_Work instructions_
Entries follow. Set all of them down as they stand.
-=-=-=-=-
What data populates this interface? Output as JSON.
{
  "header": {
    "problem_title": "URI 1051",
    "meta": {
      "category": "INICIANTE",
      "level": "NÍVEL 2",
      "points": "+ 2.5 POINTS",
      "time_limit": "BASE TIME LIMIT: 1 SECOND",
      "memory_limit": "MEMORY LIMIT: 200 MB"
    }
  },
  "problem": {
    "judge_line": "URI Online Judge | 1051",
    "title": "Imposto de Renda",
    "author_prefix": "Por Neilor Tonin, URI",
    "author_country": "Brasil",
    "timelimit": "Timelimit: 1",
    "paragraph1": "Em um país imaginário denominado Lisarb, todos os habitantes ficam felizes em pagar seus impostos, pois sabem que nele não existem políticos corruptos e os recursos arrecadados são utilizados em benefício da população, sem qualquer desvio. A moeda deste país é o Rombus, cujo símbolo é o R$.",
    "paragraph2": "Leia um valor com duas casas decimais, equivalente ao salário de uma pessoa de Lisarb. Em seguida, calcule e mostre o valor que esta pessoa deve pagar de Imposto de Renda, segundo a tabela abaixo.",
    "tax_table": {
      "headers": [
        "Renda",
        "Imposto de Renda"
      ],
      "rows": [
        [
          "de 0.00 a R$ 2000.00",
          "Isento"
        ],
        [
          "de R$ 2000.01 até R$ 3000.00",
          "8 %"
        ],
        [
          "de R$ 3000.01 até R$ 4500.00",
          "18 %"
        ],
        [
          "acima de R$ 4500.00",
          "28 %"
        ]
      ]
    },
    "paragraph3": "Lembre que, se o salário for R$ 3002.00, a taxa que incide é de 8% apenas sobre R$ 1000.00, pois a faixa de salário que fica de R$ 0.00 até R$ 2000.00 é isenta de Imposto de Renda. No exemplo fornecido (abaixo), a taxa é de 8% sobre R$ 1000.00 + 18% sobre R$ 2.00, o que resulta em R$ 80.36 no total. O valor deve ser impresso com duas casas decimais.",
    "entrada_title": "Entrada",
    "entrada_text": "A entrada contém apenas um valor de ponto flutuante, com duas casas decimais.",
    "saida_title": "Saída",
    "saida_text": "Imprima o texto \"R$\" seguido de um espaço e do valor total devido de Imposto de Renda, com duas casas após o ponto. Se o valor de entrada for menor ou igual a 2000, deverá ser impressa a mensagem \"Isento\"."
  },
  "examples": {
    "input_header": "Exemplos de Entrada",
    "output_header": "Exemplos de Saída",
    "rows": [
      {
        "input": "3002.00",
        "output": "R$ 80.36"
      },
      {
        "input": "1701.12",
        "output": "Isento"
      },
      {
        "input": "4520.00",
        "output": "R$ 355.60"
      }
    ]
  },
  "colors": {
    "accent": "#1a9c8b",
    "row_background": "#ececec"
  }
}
-=-=-=-=-
_Task answer_
What data populates this interface? Output as JSON.
{
  "header": {
    "problem_title": "URI 1051",
    "meta": {
      "category": "INICIANTE",
      "level": "NÍVEL 2",
      "points": "+ 2.5 POINTS",
      "time_limit": "BASE TIME LIMIT: 1 SECOND",
      "memory_limit": "MEMORY LIMIT: 200 MB"
    }
  },
  "problem": {
    "judge_line": "URI Online Judge | 1051",
    "title": "Imposto de Renda",
    "author_prefix": "Por Neilor Tonin, URI",
    "author_country": "Brasil",
    "timelimit": "Timelimit: 1",
    "paragraph1": "Em um país imaginário denominado Lisarb, todos os habitantes ficam felizes em pagar seus impostos, pois sabem que nele não existem políticos corruptos e os recursos arrecadados são utilizados em benefício da população, sem qualquer desvio. A moeda deste país é o Rombus, cujo símbolo é o R$.",
    "paragraph2": "Leia um valor com duas casas decimais, equivalente ao salário de uma pessoa de Lisarb. Em seguida, calcule e mostre o valor que esta pessoa deve pagar de Imposto de Renda, segundo a tabela abaixo.",
    "tax_table": {
      "headers": [
        "Renda",
        "Imposto de Renda"
      ],
      "rows": [
        [
          "de 0.00 a R$ 2000.00",
          "Isento"
        ],
        [
          "de R$ 2000.01 até R$ 3000.00",
          "8 %"
        ],
        [
          "de R$ 3000.01 até R$ 4500.00",
          "18 %"
        ],
        [
          "acima de R$ 4500.00",
          "28 %"
        ]
      ]
    },
    "paragraph3": "Lembre que, se o salário for R$ 3002.00, a taxa que incide é de 8% apenas sobre R$ 1000.00, pois a faixa de salário que fica de R$ 0.00 até R$ 2000.00 é isenta de Imposto de Renda. No exemplo fornecido (abaixo), a taxa é de 8% sobre R$ 1000.00 + 18% sobre R$ 2.00, o que resulta em R$ 80.36 no total. O valor deve ser impresso com duas casas decimais.",
    "entrada_title": "Entrada",
    "entrada_text": "A entrada contém apenas um valor de ponto flutuante, com duas casas decimais.",
    "saida_title": "Saída",
    "saida_text": "Imprima o texto \"R$\" seguido de um espaço e do valor total devido de Imposto de Renda, com duas casas após o ponto. Se o valor de entrada for menor ou igual a 2000, deverá ser impressa a mensagem \"Isento\"."
  },
  "examples": {
    "input_header": "Exemplos de Entrada",
    "output_header": "Exemplos de Saída",
    "rows": [
      {
        "input": "3002.00",
        "output": "R$ 80.36"
      },
      {
        "input": "1701.12",
        "output": "Isento"
      },
      {
        "input": "4520.00",
        "output": "R$ 355.60"
      }
    ]
  },
  "colors": {
    "accent": "#1a9c8b",
    "row_background": "#ececec"
  }
}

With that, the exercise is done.